** Task objective **
Write out the material exactly, leaving every picture behind.

^^^^^^^^^^^^^^^^

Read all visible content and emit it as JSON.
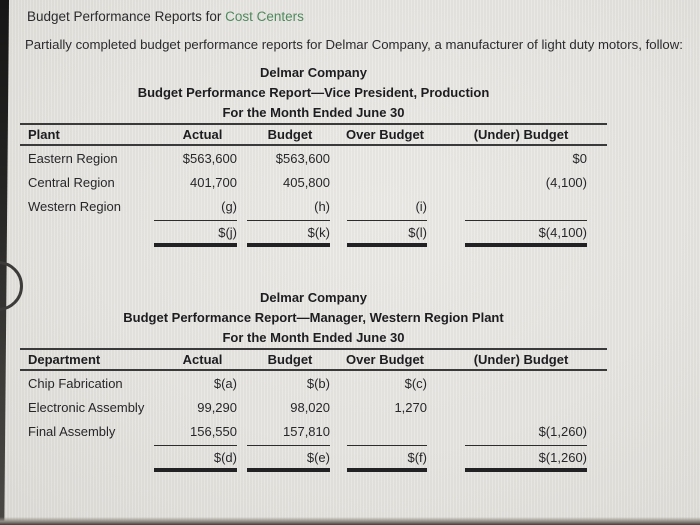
{
  "colors": {
    "background": "#e7e5e1",
    "text": "#2b2b2e",
    "accent_green": "#4e8a5e",
    "rule": "#2e2d2d"
  },
  "heading": {
    "prefix": "Budget Performance Reports for ",
    "link": "Cost Centers"
  },
  "intro": "Partially completed budget performance reports for Delmar Company, a manufacturer of light duty motors, follow:",
  "report1": {
    "company": "Delmar Company",
    "report_title": "Budget Performance Report—Vice President, Production",
    "period": "For the Month Ended June 30",
    "columns": [
      "Plant",
      "Actual",
      "Budget",
      "Over Budget",
      "(Under) Budget"
    ],
    "rows": [
      {
        "label": "Eastern Region",
        "actual": "$563,600",
        "budget": "$563,600",
        "over": "",
        "under": "$0"
      },
      {
        "label": "Central Region",
        "actual": "401,700",
        "budget": "405,800",
        "over": "",
        "under": "(4,100)"
      },
      {
        "label": "Western Region",
        "actual": "(g)",
        "budget": "(h)",
        "over": "(i)",
        "under": ""
      }
    ],
    "totals": {
      "label": "",
      "actual": "$(j)",
      "budget": "$(k)",
      "over": "$(l)",
      "under": "$(4,100)"
    }
  },
  "report2": {
    "company": "Delmar Company",
    "report_title": "Budget Performance Report—Manager, Western Region Plant",
    "period": "For the Month Ended June 30",
    "columns": [
      "Department",
      "Actual",
      "Budget",
      "Over Budget",
      "(Under) Budget"
    ],
    "rows": [
      {
        "label": "Chip Fabrication",
        "actual": "$(a)",
        "budget": "$(b)",
        "over": "$(c)",
        "under": ""
      },
      {
        "label": "Electronic Assembly",
        "actual": "99,290",
        "budget": "98,020",
        "over": "1,270",
        "under": ""
      },
      {
        "label": "Final Assembly",
        "actual": "156,550",
        "budget": "157,810",
        "over": "",
        "under": "$(1,260)"
      }
    ],
    "totals": {
      "label": "",
      "actual": "$(d)",
      "budget": "$(e)",
      "over": "$(f)",
      "under": "$(1,260)"
    }
  }
}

^^^^^^^^^^^^^^^^

** Written solution **
Read all visible content and emit it as JSON.
{
  "colors": {
    "background": "#e7e5e1",
    "text": "#2b2b2e",
    "accent_green": "#4e8a5e",
    "rule": "#2e2d2d"
  },
  "heading": {
    "prefix": "Budget Performance Reports for ",
    "link": "Cost Centers"
  },
  "intro": "Partially completed budget performance reports for Delmar Company, a manufacturer of light duty motors, follow:",
  "report1": {
    "company": "Delmar Company",
    "report_title": "Budget Performance Report—Vice President, Production",
    "period": "For the Month Ended June 30",
    "columns": [
      "Plant",
      "Actual",
      "Budget",
      "Over Budget",
      "(Under) Budget"
    ],
    "rows": [
      {
        "label": "Eastern Region",
        "actual": "$563,600",
        "budget": "$563,600",
        "over": "",
        "under": "$0"
      },
      {
        "label": "Central Region",
        "actual": "401,700",
        "budget": "405,800",
        "over": "",
        "under": "(4,100)"
      },
      {
        "label": "Western Region",
        "actual": "(g)",
        "budget": "(h)",
        "over": "(i)",
        "under": ""
      }
    ],
    "totals": {
      "label": "",
      "actual": "$(j)",
      "budget": "$(k)",
      "over": "$(l)",
      "under": "$(4,100)"
    }
  },
  "report2": {
    "company": "Delmar Company",
    "report_title": "Budget Performance Report—Manager, Western Region Plant",
    "period": "For the Month Ended June 30",
    "columns": [
      "Department",
      "Actual",
      "Budget",
      "Over Budget",
      "(Under) Budget"
    ],
    "rows": [
      {
        "label": "Chip Fabrication",
        "actual": "$(a)",
        "budget": "$(b)",
        "over": "$(c)",
        "under": ""
      },
      {
        "label": "Electronic Assembly",
        "actual": "99,290",
        "budget": "98,020",
        "over": "1,270",
        "under": ""
      },
      {
        "label": "Final Assembly",
        "actual": "156,550",
        "budget": "157,810",
        "over": "",
        "under": "$(1,260)"
      }
    ],
    "totals": {
      "label": "",
      "actual": "$(d)",
      "budget": "$(e)",
      "over": "$(f)",
      "under": "$(1,260)"
    }
  }
}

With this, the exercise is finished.